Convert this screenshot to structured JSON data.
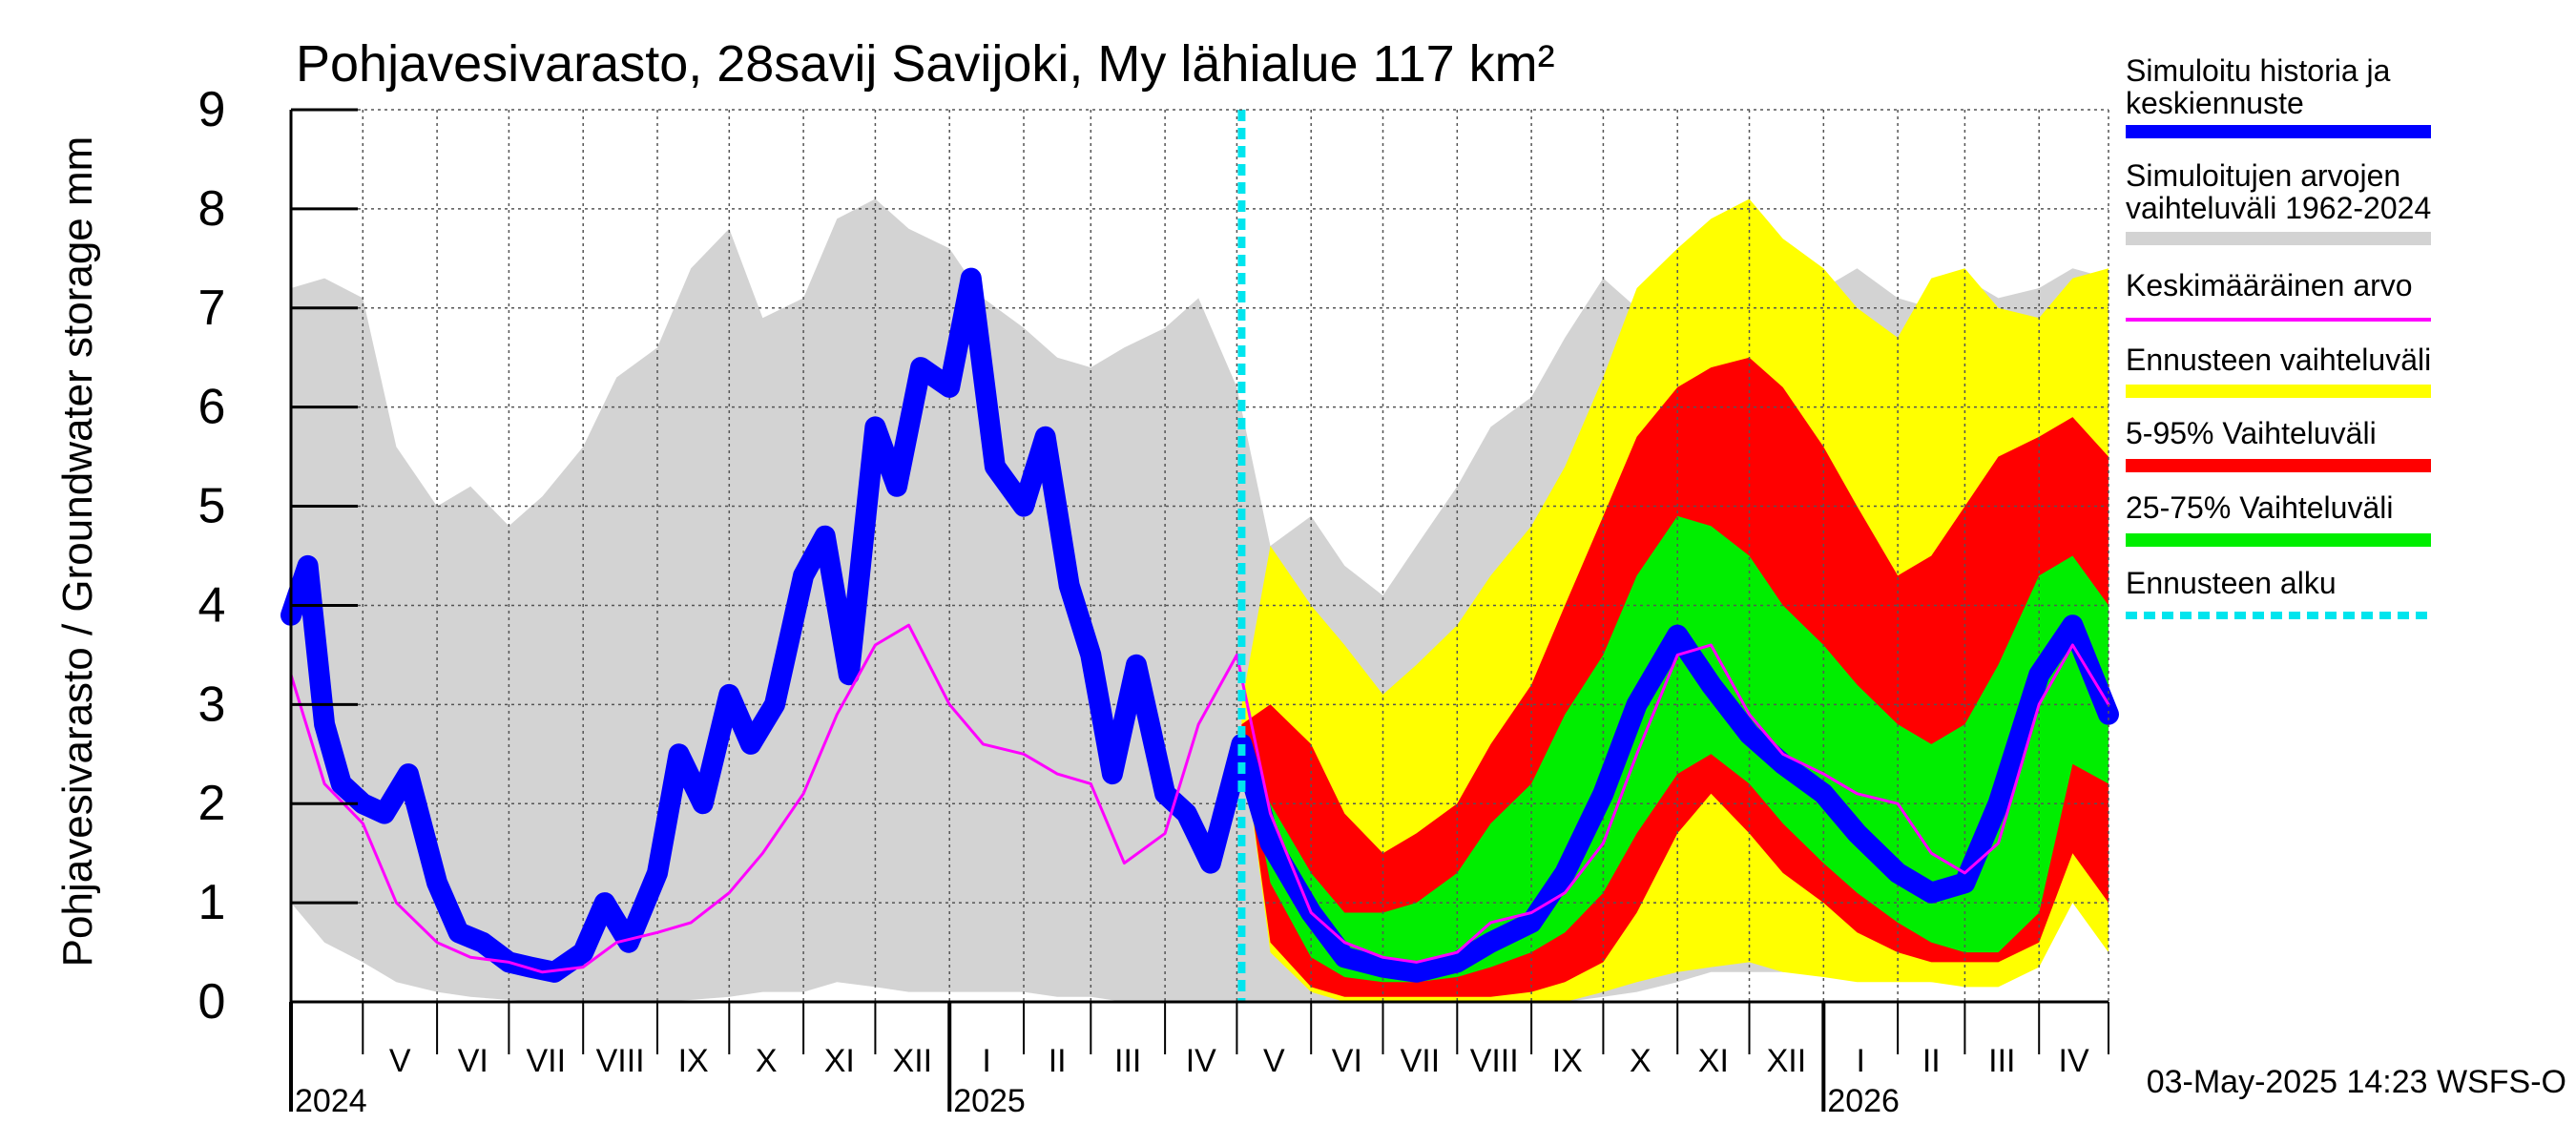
{
  "chart_data": {
    "type": "area",
    "title": "Pohjavesivarasto, 28savij Savijoki, My lähialue 117 km²",
    "ylabel": "Pohjavesivarasto / Groundwater storage   mm",
    "ylim": [
      0,
      9
    ],
    "yticks": [
      "0",
      "1",
      "2",
      "3",
      "4",
      "5",
      "6",
      "7",
      "8",
      "9"
    ],
    "xlim": [
      "2024-04-01",
      "2026-04-30"
    ],
    "forecast_start": "2025-05-03",
    "grid": true,
    "legend_position": "right",
    "months": [
      {
        "start": "2024-04-01",
        "label": ""
      },
      {
        "start": "2024-05-01",
        "label": "V"
      },
      {
        "start": "2024-06-01",
        "label": "VI"
      },
      {
        "start": "2024-07-01",
        "label": "VII"
      },
      {
        "start": "2024-08-01",
        "label": "VIII"
      },
      {
        "start": "2024-09-01",
        "label": "IX"
      },
      {
        "start": "2024-10-01",
        "label": "X"
      },
      {
        "start": "2024-11-01",
        "label": "XI"
      },
      {
        "start": "2024-12-01",
        "label": "XII"
      },
      {
        "start": "2025-01-01",
        "label": "I"
      },
      {
        "start": "2025-02-01",
        "label": "II"
      },
      {
        "start": "2025-03-01",
        "label": "III"
      },
      {
        "start": "2025-04-01",
        "label": "IV"
      },
      {
        "start": "2025-05-01",
        "label": "V"
      },
      {
        "start": "2025-06-01",
        "label": "VI"
      },
      {
        "start": "2025-07-01",
        "label": "VII"
      },
      {
        "start": "2025-08-01",
        "label": "VIII"
      },
      {
        "start": "2025-09-01",
        "label": "IX"
      },
      {
        "start": "2025-10-01",
        "label": "X"
      },
      {
        "start": "2025-11-01",
        "label": "XI"
      },
      {
        "start": "2025-12-01",
        "label": "XII"
      },
      {
        "start": "2026-01-01",
        "label": "I"
      },
      {
        "start": "2026-02-01",
        "label": "II"
      },
      {
        "start": "2026-03-01",
        "label": "III"
      },
      {
        "start": "2026-04-01",
        "label": "IV"
      }
    ],
    "years": [
      {
        "date": "2024-04-01",
        "label": "2024"
      },
      {
        "date": "2025-01-01",
        "label": "2025"
      },
      {
        "date": "2026-01-01",
        "label": "2026"
      }
    ],
    "series": [
      {
        "name": "Simuloitujen arvojen vaihteluväli 1962-2024",
        "kind": "band",
        "color": "#d3d3d3",
        "x": [
          "2024-04-01",
          "2024-04-15",
          "2024-05-01",
          "2024-05-15",
          "2024-06-01",
          "2024-06-15",
          "2024-07-01",
          "2024-07-15",
          "2024-08-01",
          "2024-08-15",
          "2024-09-01",
          "2024-09-15",
          "2024-10-01",
          "2024-10-15",
          "2024-11-01",
          "2024-11-15",
          "2024-12-01",
          "2024-12-15",
          "2025-01-01",
          "2025-01-15",
          "2025-02-01",
          "2025-02-15",
          "2025-03-01",
          "2025-03-15",
          "2025-04-01",
          "2025-04-15",
          "2025-05-01",
          "2025-05-15",
          "2025-06-01",
          "2025-06-15",
          "2025-07-01",
          "2025-07-15",
          "2025-08-01",
          "2025-08-15",
          "2025-09-01",
          "2025-09-15",
          "2025-10-01",
          "2025-10-15",
          "2025-11-01",
          "2025-11-15",
          "2025-12-01",
          "2025-12-15",
          "2026-01-01",
          "2026-01-15",
          "2026-02-01",
          "2026-02-15",
          "2026-03-01",
          "2026-03-15",
          "2026-04-01",
          "2026-04-15",
          "2026-04-30"
        ],
        "upper": [
          7.2,
          7.3,
          7.1,
          5.6,
          5.0,
          5.2,
          4.8,
          5.1,
          5.6,
          6.3,
          6.6,
          7.4,
          7.8,
          6.9,
          7.1,
          7.9,
          8.1,
          7.8,
          7.6,
          7.1,
          6.8,
          6.5,
          6.4,
          6.6,
          6.8,
          7.1,
          6.2,
          4.6,
          4.9,
          4.4,
          4.1,
          4.6,
          5.2,
          5.8,
          6.1,
          6.7,
          7.3,
          7.0,
          7.4,
          7.6,
          7.3,
          7.0,
          7.2,
          7.4,
          7.1,
          7.0,
          7.3,
          7.1,
          7.2,
          7.4,
          7.3
        ],
        "lower": [
          1.0,
          0.6,
          0.4,
          0.2,
          0.1,
          0.05,
          0.02,
          0.0,
          0.0,
          0.0,
          0.0,
          0.02,
          0.05,
          0.1,
          0.1,
          0.2,
          0.15,
          0.1,
          0.1,
          0.1,
          0.1,
          0.05,
          0.05,
          0.0,
          0.0,
          0.0,
          0.0,
          0.0,
          0.0,
          0.0,
          0.0,
          0.0,
          0.0,
          0.0,
          0.0,
          0.0,
          0.05,
          0.1,
          0.2,
          0.3,
          0.3,
          0.3,
          0.3,
          0.3,
          0.25,
          0.2,
          0.2,
          0.25,
          0.6,
          1.3,
          0.8
        ]
      },
      {
        "name": "Ennusteen vaihteluväli",
        "kind": "band",
        "color": "#ffff00",
        "x": [
          "2025-05-03",
          "2025-05-15",
          "2025-06-01",
          "2025-06-15",
          "2025-07-01",
          "2025-07-15",
          "2025-08-01",
          "2025-08-15",
          "2025-09-01",
          "2025-09-15",
          "2025-10-01",
          "2025-10-15",
          "2025-11-01",
          "2025-11-15",
          "2025-12-01",
          "2025-12-15",
          "2026-01-01",
          "2026-01-15",
          "2026-02-01",
          "2026-02-15",
          "2026-03-01",
          "2026-03-15",
          "2026-04-01",
          "2026-04-15",
          "2026-04-30"
        ],
        "upper": [
          3.0,
          4.6,
          4.0,
          3.6,
          3.1,
          3.4,
          3.8,
          4.3,
          4.8,
          5.4,
          6.3,
          7.2,
          7.6,
          7.9,
          8.1,
          7.7,
          7.4,
          7.0,
          6.7,
          7.3,
          7.4,
          7.0,
          6.9,
          7.3,
          7.4
        ],
        "lower": [
          2.7,
          0.5,
          0.1,
          0.0,
          0.0,
          0.0,
          0.0,
          0.0,
          0.0,
          0.0,
          0.1,
          0.2,
          0.3,
          0.35,
          0.4,
          0.3,
          0.25,
          0.2,
          0.2,
          0.2,
          0.15,
          0.15,
          0.35,
          1.0,
          0.5
        ]
      },
      {
        "name": "5-95% Vaihteluväli",
        "kind": "band",
        "color": "#ff0000",
        "x": [
          "2025-05-03",
          "2025-05-15",
          "2025-06-01",
          "2025-06-15",
          "2025-07-01",
          "2025-07-15",
          "2025-08-01",
          "2025-08-15",
          "2025-09-01",
          "2025-09-15",
          "2025-10-01",
          "2025-10-15",
          "2025-11-01",
          "2025-11-15",
          "2025-12-01",
          "2025-12-15",
          "2026-01-01",
          "2026-01-15",
          "2026-02-01",
          "2026-02-15",
          "2026-03-01",
          "2026-03-15",
          "2026-04-01",
          "2026-04-15",
          "2026-04-30"
        ],
        "upper": [
          2.8,
          3.0,
          2.6,
          1.9,
          1.5,
          1.7,
          2.0,
          2.6,
          3.2,
          4.0,
          4.9,
          5.7,
          6.2,
          6.4,
          6.5,
          6.2,
          5.6,
          5.0,
          4.3,
          4.5,
          5.0,
          5.5,
          5.7,
          5.9,
          5.5
        ],
        "lower": [
          2.7,
          0.6,
          0.15,
          0.05,
          0.05,
          0.05,
          0.05,
          0.05,
          0.1,
          0.2,
          0.4,
          0.9,
          1.7,
          2.1,
          1.7,
          1.3,
          1.0,
          0.7,
          0.5,
          0.4,
          0.4,
          0.4,
          0.6,
          1.5,
          1.0
        ]
      },
      {
        "name": "25-75% Vaihteluväli",
        "kind": "band",
        "color": "#00ee00",
        "x": [
          "2025-05-03",
          "2025-05-15",
          "2025-06-01",
          "2025-06-15",
          "2025-07-01",
          "2025-07-15",
          "2025-08-01",
          "2025-08-15",
          "2025-09-01",
          "2025-09-15",
          "2025-10-01",
          "2025-10-15",
          "2025-11-01",
          "2025-11-15",
          "2025-12-01",
          "2025-12-15",
          "2026-01-01",
          "2026-01-15",
          "2026-02-01",
          "2026-02-15",
          "2026-03-01",
          "2026-03-15",
          "2026-04-01",
          "2026-04-15",
          "2026-04-30"
        ],
        "upper": [
          2.75,
          2.0,
          1.3,
          0.9,
          0.9,
          1.0,
          1.3,
          1.8,
          2.2,
          2.9,
          3.5,
          4.3,
          4.9,
          4.8,
          4.5,
          4.0,
          3.6,
          3.2,
          2.8,
          2.6,
          2.8,
          3.4,
          4.3,
          4.5,
          4.0
        ],
        "lower": [
          2.7,
          1.2,
          0.45,
          0.25,
          0.2,
          0.2,
          0.25,
          0.35,
          0.5,
          0.7,
          1.1,
          1.7,
          2.3,
          2.5,
          2.2,
          1.8,
          1.4,
          1.1,
          0.8,
          0.6,
          0.5,
          0.5,
          0.9,
          2.4,
          2.2
        ]
      },
      {
        "name": "Simuloitu historia ja keskiennuste",
        "kind": "line",
        "color": "#0000ff",
        "width": 22,
        "x": [
          "2024-04-01",
          "2024-04-08",
          "2024-04-15",
          "2024-04-22",
          "2024-05-01",
          "2024-05-10",
          "2024-05-20",
          "2024-06-01",
          "2024-06-10",
          "2024-06-20",
          "2024-07-01",
          "2024-07-10",
          "2024-07-20",
          "2024-08-01",
          "2024-08-10",
          "2024-08-20",
          "2024-09-01",
          "2024-09-10",
          "2024-09-20",
          "2024-10-01",
          "2024-10-10",
          "2024-10-20",
          "2024-11-01",
          "2024-11-10",
          "2024-11-20",
          "2024-12-01",
          "2024-12-10",
          "2024-12-20",
          "2025-01-01",
          "2025-01-10",
          "2025-01-20",
          "2025-02-01",
          "2025-02-10",
          "2025-02-20",
          "2025-03-01",
          "2025-03-10",
          "2025-03-20",
          "2025-04-01",
          "2025-04-10",
          "2025-04-20",
          "2025-05-03",
          "2025-05-15",
          "2025-06-01",
          "2025-06-15",
          "2025-07-01",
          "2025-07-15",
          "2025-08-01",
          "2025-08-15",
          "2025-09-01",
          "2025-09-15",
          "2025-10-01",
          "2025-10-15",
          "2025-11-01",
          "2025-11-15",
          "2025-12-01",
          "2025-12-15",
          "2026-01-01",
          "2026-01-15",
          "2026-02-01",
          "2026-02-15",
          "2026-03-01",
          "2026-03-15",
          "2026-04-01",
          "2026-04-15",
          "2026-04-30"
        ],
        "values": [
          3.9,
          4.4,
          2.8,
          2.2,
          2.0,
          1.9,
          2.3,
          1.2,
          0.7,
          0.6,
          0.4,
          0.35,
          0.3,
          0.5,
          1.0,
          0.6,
          1.3,
          2.5,
          2.0,
          3.1,
          2.6,
          3.0,
          4.3,
          4.7,
          3.3,
          5.8,
          5.2,
          6.4,
          6.2,
          7.3,
          5.4,
          5.0,
          5.7,
          4.2,
          3.5,
          2.3,
          3.4,
          2.1,
          1.9,
          1.4,
          2.6,
          1.6,
          0.9,
          0.45,
          0.35,
          0.3,
          0.4,
          0.6,
          0.8,
          1.3,
          2.1,
          3.0,
          3.7,
          3.2,
          2.7,
          2.4,
          2.1,
          1.7,
          1.3,
          1.1,
          1.2,
          2.0,
          3.3,
          3.8,
          2.9
        ]
      },
      {
        "name": "Keskimääräinen arvo",
        "kind": "line",
        "color": "#ff00ff",
        "width": 3,
        "x": [
          "2024-04-01",
          "2024-04-15",
          "2024-05-01",
          "2024-05-15",
          "2024-06-01",
          "2024-06-15",
          "2024-07-01",
          "2024-07-15",
          "2024-08-01",
          "2024-08-15",
          "2024-09-01",
          "2024-09-15",
          "2024-10-01",
          "2024-10-15",
          "2024-11-01",
          "2024-11-15",
          "2024-12-01",
          "2024-12-15",
          "2025-01-01",
          "2025-01-15",
          "2025-02-01",
          "2025-02-15",
          "2025-03-01",
          "2025-03-15",
          "2025-04-01",
          "2025-04-15",
          "2025-05-01",
          "2025-05-15",
          "2025-06-01",
          "2025-06-15",
          "2025-07-01",
          "2025-07-15",
          "2025-08-01",
          "2025-08-15",
          "2025-09-01",
          "2025-09-15",
          "2025-10-01",
          "2025-10-15",
          "2025-11-01",
          "2025-11-15",
          "2025-12-01",
          "2025-12-15",
          "2026-01-01",
          "2026-01-15",
          "2026-02-01",
          "2026-02-15",
          "2026-03-01",
          "2026-03-15",
          "2026-04-01",
          "2026-04-15",
          "2026-04-30"
        ],
        "values": [
          3.3,
          2.2,
          1.8,
          1.0,
          0.6,
          0.45,
          0.4,
          0.3,
          0.35,
          0.6,
          0.7,
          0.8,
          1.1,
          1.5,
          2.1,
          2.9,
          3.6,
          3.8,
          3.0,
          2.6,
          2.5,
          2.3,
          2.2,
          1.4,
          1.7,
          2.8,
          3.5,
          1.9,
          0.9,
          0.6,
          0.45,
          0.4,
          0.5,
          0.8,
          0.9,
          1.1,
          1.6,
          2.5,
          3.5,
          3.6,
          2.9,
          2.5,
          2.3,
          2.1,
          2.0,
          1.5,
          1.3,
          1.6,
          3.0,
          3.6,
          3.0
        ]
      }
    ],
    "legend": [
      {
        "label": "Simuloitu historia ja\nkeskiennuste",
        "color": "#0000ff",
        "style": "thick"
      },
      {
        "label": "Simuloitujen arvojen\nvaihteluväli 1962-2024",
        "color": "#d3d3d3",
        "style": "thick"
      },
      {
        "label": "Keskimääräinen arvo",
        "color": "#ff00ff",
        "style": "thin"
      },
      {
        "label": "Ennusteen vaihteluväli",
        "color": "#ffff00",
        "style": "thick"
      },
      {
        "label": "5-95% Vaihteluväli",
        "color": "#ff0000",
        "style": "thick"
      },
      {
        "label": "25-75% Vaihteluväli",
        "color": "#00ee00",
        "style": "thick"
      },
      {
        "label": "Ennusteen alku",
        "color": "#00e5ee",
        "style": "dashed"
      }
    ],
    "footer": "03-May-2025 14:23 WSFS-O"
  }
}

_Brief:_ Search the lines for "Simuloitujen". Copy each line that has it.

_Problem solution:_
        "name": "Simuloitujen arvojen vaihteluväli 1962-2024",
        "label": "Simuloitujen arvojen\nvaihteluväli 1962-2024",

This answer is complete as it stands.